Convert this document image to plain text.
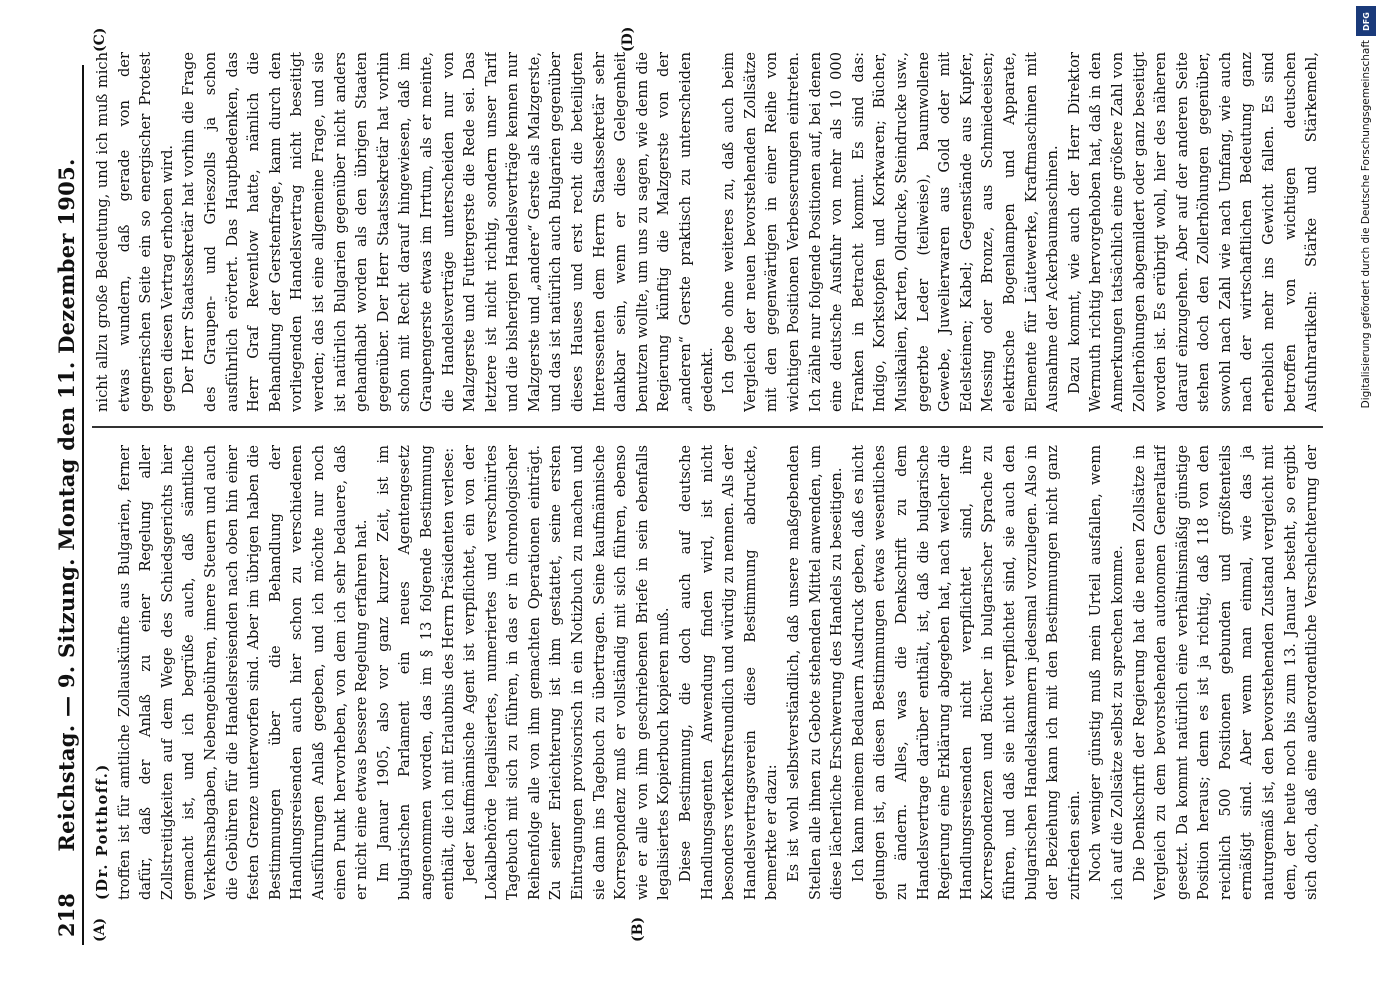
218
Reichstag. — 9. Sitzung. Montag den 11. Dezember 1905.
(A)	(B)
(C)	(D)

(Dr. Potthoff.) troffen ist für amtliche Zollauskünfte aus Bulgarien, ferner dafür, daß der Anlaß zu einer Regelung aller Zollstreitigkeiten auf dem Wege des Schiedsgerichts hier gemacht ist, und ich begrüße auch, daß sämtliche Verkehrsabgaben, Nebengebühren, innere Steuern und auch die Gebühren für die Handelsreisenden nach oben hin einer festen Grenze unterworfen sind. Aber im übrigen haben die Bestimmungen über die Behandlung der Handlungsreisenden auch hier schon zu verschiedenen Ausführungen Anlaß gegeben, und ich möchte nur noch einen Punkt hervorheben, von dem ich sehr bedauere, daß er nicht eine etwas bessere Regelung erfahren hat. Im Januar 1905, also vor ganz kurzer Zeit, ist im bulgarischen Parlament ein neues Agentengesetz angenommen worden, das im § 13 folgende Bestimmung enthält, die ich mit Erlaubnis des Herrn Präsidenten verlese: Jeder kaufmännische Agent ist verpflichtet, ein von der Lokalbehörde legalisiertes, numeriertes und verschnürtes Tagebuch mit sich zu führen, in das er in chronologischer Reihenfolge alle von ihm gemachten Operationen einträgt. Zu seiner Erleichterung ist ihm gestattet, seine ersten Eintragungen provisorisch in ein Notizbuch zu machen und sie dann ins Tagebuch zu übertragen. Seine kaufmännische Korrespondenz muß er vollständig mit sich führen, ebenso wie er alle von ihm geschriebenen Briefe in sein ebenfalls legalisiertes Kopierbuch kopieren muß. Diese Bestimmung, die doch auch auf deutsche Handlungsagenten Anwendung finden wird, ist nicht besonders verkehrsfreundlich und würdig zu nennen. Als der Handelsvertragsverein diese Bestimmung abdruckte, bemerkte er dazu: Es ist wohl selbstverständlich, daß unsere maßgebenden Stellen alle ihnen zu Gebote stehenden Mittel anwenden, um diese lächerliche Erschwerung des Handels zu beseitigen. Ich kann meinem Bedauern Ausdruck geben, daß es nicht gelungen ist, an diesen Bestimmungen etwas wesentliches zu ändern. Alles, was die Denkschrift zu dem Handelsvertrage darüber enthält, ist, daß die bulgarische Regierung eine Erklärung abgegeben hat, nach welcher die Handlungsreisenden nicht verpflichtet sind, ihre Korrespondenzen und Bücher in bulgarischer Sprache zu führen, und daß sie nicht verpflichtet sind, sie auch den bulgarischen Handelskammern jedesmal vorzulegen. Also in der Beziehung kann ich mit den Bestimmungen nicht ganz zufrieden sein. Noch weniger günstig muß mein Urteil ausfallen, wenn ich auf die Zollsätze selbst zu sprechen komme. Die Denkschrift der Regierung hat die neuen Zollsätze in Vergleich zu dem bevorstehenden autonomen Generaltarif gesetzt. Da kommt natürlich eine verhältnismäßig günstige Position heraus; denn es ist ja richtig, daß 118 von den reichlich 500 Positionen gebunden und größtenteils ermäßigt sind. Aber wenn man einmal, wie das ja naturgemäß ist, den bevorstehenden Zustand vergleicht mit dem, der heute noch bis zum 13. Januar besteht, so ergibt sich doch, daß eine außerordentliche Verschlechterung der

nicht allzu große Bedeutung, und ich muß mich etwas wundern, daß gerade von der gegnerischen Seite ein so energischer Protest gegen diesen Vertrag erhoben wird. Der Herr Staatssekretär hat vorhin die Frage des Graupen- und Grieszolls ja schon ausführlich erörtert. Das Hauptbedenken, das Herr Graf Reventlow hatte, nämlich die Behandlung der Gerstenfrage, kann durch den vorliegenden Handelsvertrag nicht beseitigt werden; das ist eine allgemeine Frage, und sie ist natürlich Bulgarien gegenüber nicht anders gehandhabt worden als den übrigen Staaten gegenüber. Der Herr Staatssekretär hat vorhin schon mit Recht darauf hingewiesen, daß im Graupengerste etwas im Irrtum, als er meinte, die Handelsverträge unterscheiden nur von Malzgerste und Futtergerste die Rede sei. Das letztere ist nicht richtig, sondern unser Tarif und die bisherigen Handelsverträge kennen nur Malzgerste und „andere“ Gerste als Malzgerste, und das ist natürlich auch Bulgarien gegenüber dieses Hauses und erst recht die beteiligten Interessenten dem Herrn Staatssekretär sehr dankbar sein, wenn er diese Gelegenheit benutzen wollte, um uns zu sagen, wie denn die Regierung künftig die Malzgerste von der „anderen“ Gerste praktisch zu unterscheiden gedenkt. Ich gebe ohne weiteres zu, daß auch beim Vergleich der neuen bevorstehenden Zollsätze mit den gegenwärtigen in einer Reihe von wichtigen Positionen Verbesserungen eintreten. Ich zähle nur folgende Positionen auf, bei denen eine deutsche Ausfuhr von mehr als 10 000 Franken in Betracht kommt. Es sind das: Indigo, Korkstopfen und Korkwaren; Bücher, Musikalien, Karten, Oldrucke, Steindrucke usw., gegerbte Leder (teilweise), baumwollene Gewebe, Juwelierwaren aus Gold oder mit Edelsteinen; Kabel; Gegenstände aus Kupfer, Messing oder Bronze, aus Schmiedeeisen; elektrische Bogenlampen und Apparate, Elemente für Läutewerke, Kraftmaschinen mit Ausnahme der Ackerbaumaschinen. Dazu kommt, wie auch der Herr Direktor Wermuth richtig hervorgehoben hat, daß in den Anmerkungen tatsächlich eine größere Zahl von Zollerhöhungen abgemildert oder ganz beseitigt worden ist. Es erübrigt wohl, hier des näheren darauf einzugehen. Aber auf der anderen Seite stehen doch den Zollerhöhungen gegenüber, sowohl nach Zahl wie nach Umfang, wie auch nach der wirtschaftlichen Bedeutung ganz erheblich mehr ins Gewicht fallen. Es sind betroffen von wichtigen deutschen Ausfuhrartikeln: Stärke und Stärkemehl,	Digitalisierung gefördert durch die Deutsche Forschungsgemeinschaft
DFG
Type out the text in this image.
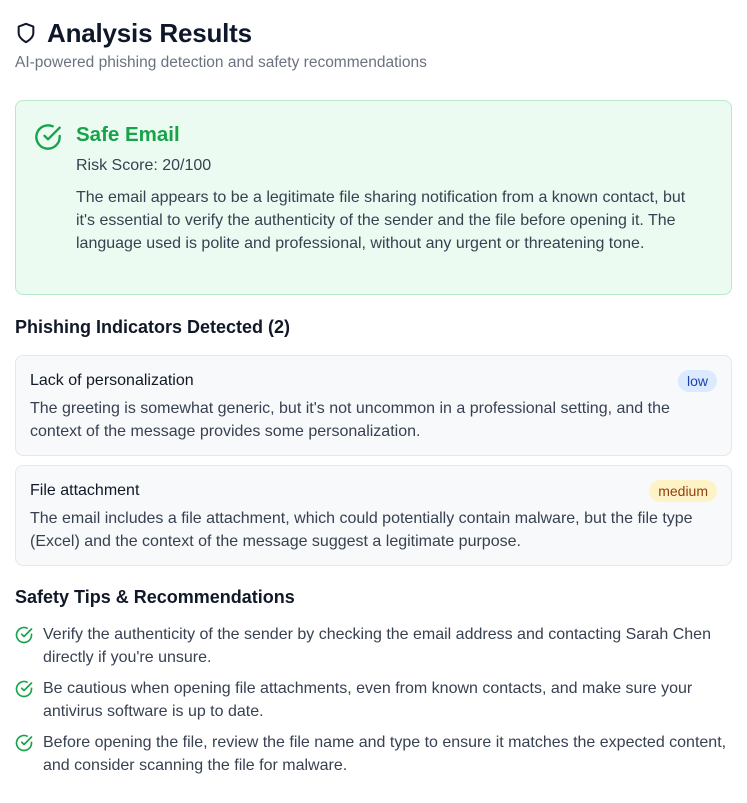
Analysis Results
AI-powered phishing detection and safety recommendations
Safe Email
Risk Score: 20/100

The email appears to be a legitimate file sharing notification from a known contact, but it's essential to verify the authenticity of the sender and the file before opening it. The language used is polite and professional, without any urgent or threatening tone.

Phishing Indicators Detected (2)
Lack of personalization	low

The greeting is somewhat generic, but it's not uncommon in a professional setting, and the context of the message provides some personalization.

File attachment	medium

The email includes a file attachment, which could potentially contain malware, but the file type (Excel) and the context of the message suggest a legitimate purpose.

Safety Tips & Recommendations
Verify the authenticity of the sender by checking the email address and contacting Sarah Chen directly if you're unsure.
Be cautious when opening file attachments, even from known contacts, and make sure your antivirus software is up to date.
Before opening the file, review the file name and type to ensure it matches the expected content, and consider scanning the file for malware.
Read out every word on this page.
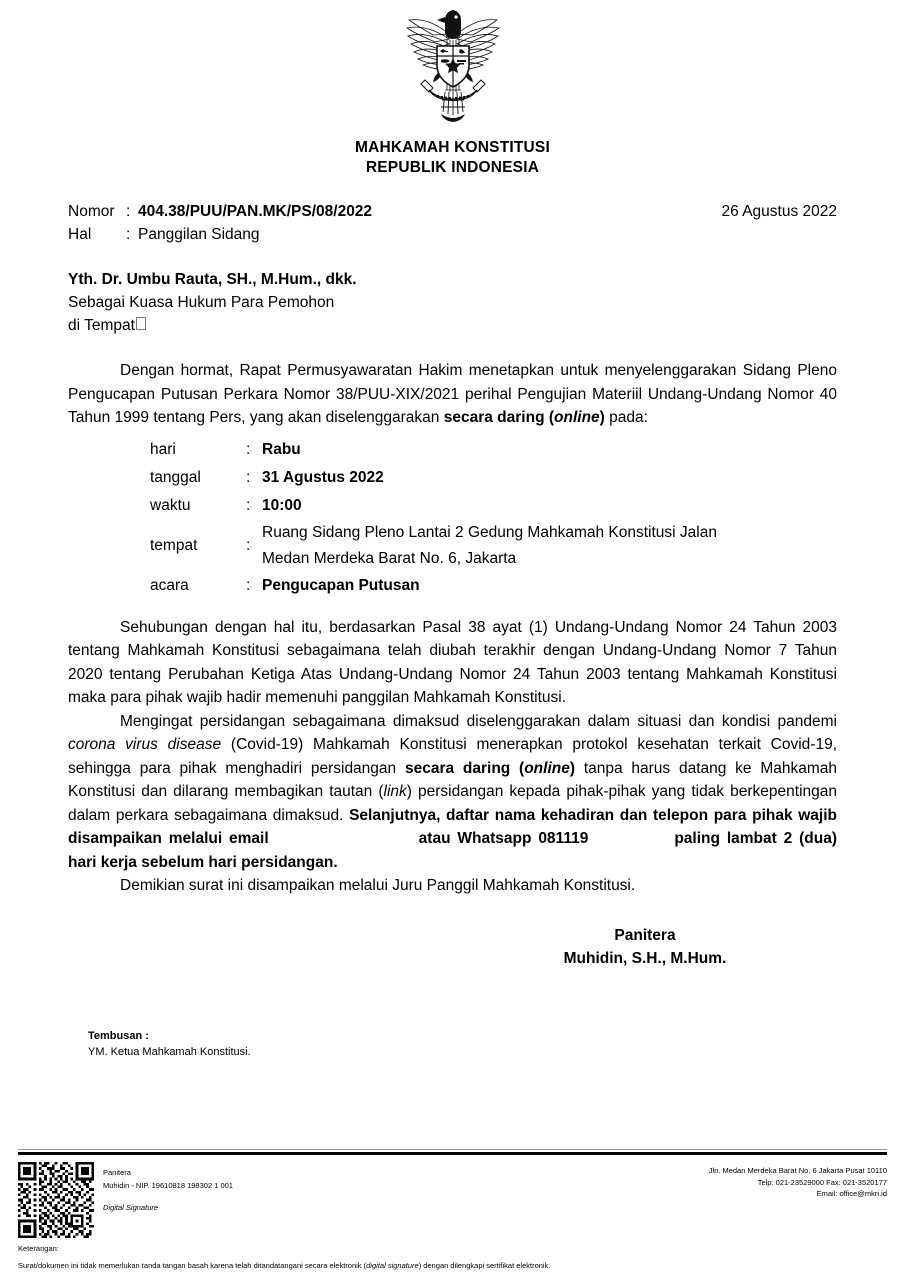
MAHKAMAH KONSTITUSI
REPUBLIK INDONESIA
26 Agustus 2022
Nomor : 404.38/PUU/PAN.MK/PS/08/2022
Hal	: Panggilan Sidang
Yth. Dr. Umbu Rauta, SH., M.Hum., dkk.
Sebagai Kuasa Hukum Para Pemohon
di Tempat

Dengan hormat, Rapat Permusyawaratan Hakim menetapkan untuk menyelenggarakan Sidang Pleno Pengucapan Putusan Perkara Nomor 38/PUU-XIX/2021 perihal Pengujian Materiil Undang-Undang Nomor 40 Tahun 1999 tentang Pers, yang akan diselenggarakan secara daring (online) pada:

hari	: Rabu
tanggal	: 31 Agustus 2022
waktu	: 10:00
tempat	:
Ruang Sidang Pleno Lantai 2 Gedung Mahkamah Konstitusi Jalan Medan Merdeka Barat No. 6, Jakarta
acara	: Pengucapan Putusan

Sehubungan dengan hal itu, berdasarkan Pasal 38 ayat (1) Undang-Undang Nomor 24 Tahun 2003 tentang Mahkamah Konstitusi sebagaimana telah diubah terakhir dengan Undang-Undang Nomor 7 Tahun 2020 tentang Perubahan Ketiga Atas Undang-Undang Nomor 24 Tahun 2003 tentang Mahkamah Konstitusi maka para pihak wajib hadir memenuhi panggilan Mahkamah Konstitusi.

Mengingat persidangan sebagaimana dimaksud diselenggarakan dalam situasi dan kondisi pandemi corona virus disease (Covid-19) Mahkamah Konstitusi menerapkan protokol kesehatan terkait Covid-19, sehingga para pihak menghadiri persidangan secara daring (online) tanpa harus datang ke Mahkamah Konstitusi dan dilarang membagikan tautan (link) persidangan kepada pihak-pihak yang tidak berkepentingan dalam perkara sebagaimana dimaksud. Selanjutnya, daftar nama kehadiran dan telepon para pihak wajib disampaikan melalui email	atau Whatsapp 081119	paling lambat 2 (dua) hari kerja sebelum hari persidangan.

Demikian surat ini disampaikan melalui Juru Panggil Mahkamah Konstitusi.

Panitera
Muhidin, S.H., M.Hum.
Tembusan :
YM. Ketua Mahkamah Konstitusi.
Panitera
Muhidin - NIP. 19610818 198302 1 001
Digital Signature
Jln. Medan Merdeka Barat No. 6 Jakarta Pusat 10110
Telp: 021-23529000 Fax: 021-3520177
Email: office@mkri.id
Keterangan:
Surat/dokumen ini tidak memerlukan tanda tangan basah karena telah ditandatangani secara elektronik (digital signature) dengan dilengkapi sertifikat elektronik.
____
Your goal> Every line of the data that includes the word "Jakarta" should be copied.

Task response>
Ruang Sidang Pleno Lantai 2 Gedung Mahkamah Konstitusi Jalan Medan Merdeka Barat No. 6, Jakarta
Jln. Medan Merdeka Barat No. 6 Jakarta Pusat 10110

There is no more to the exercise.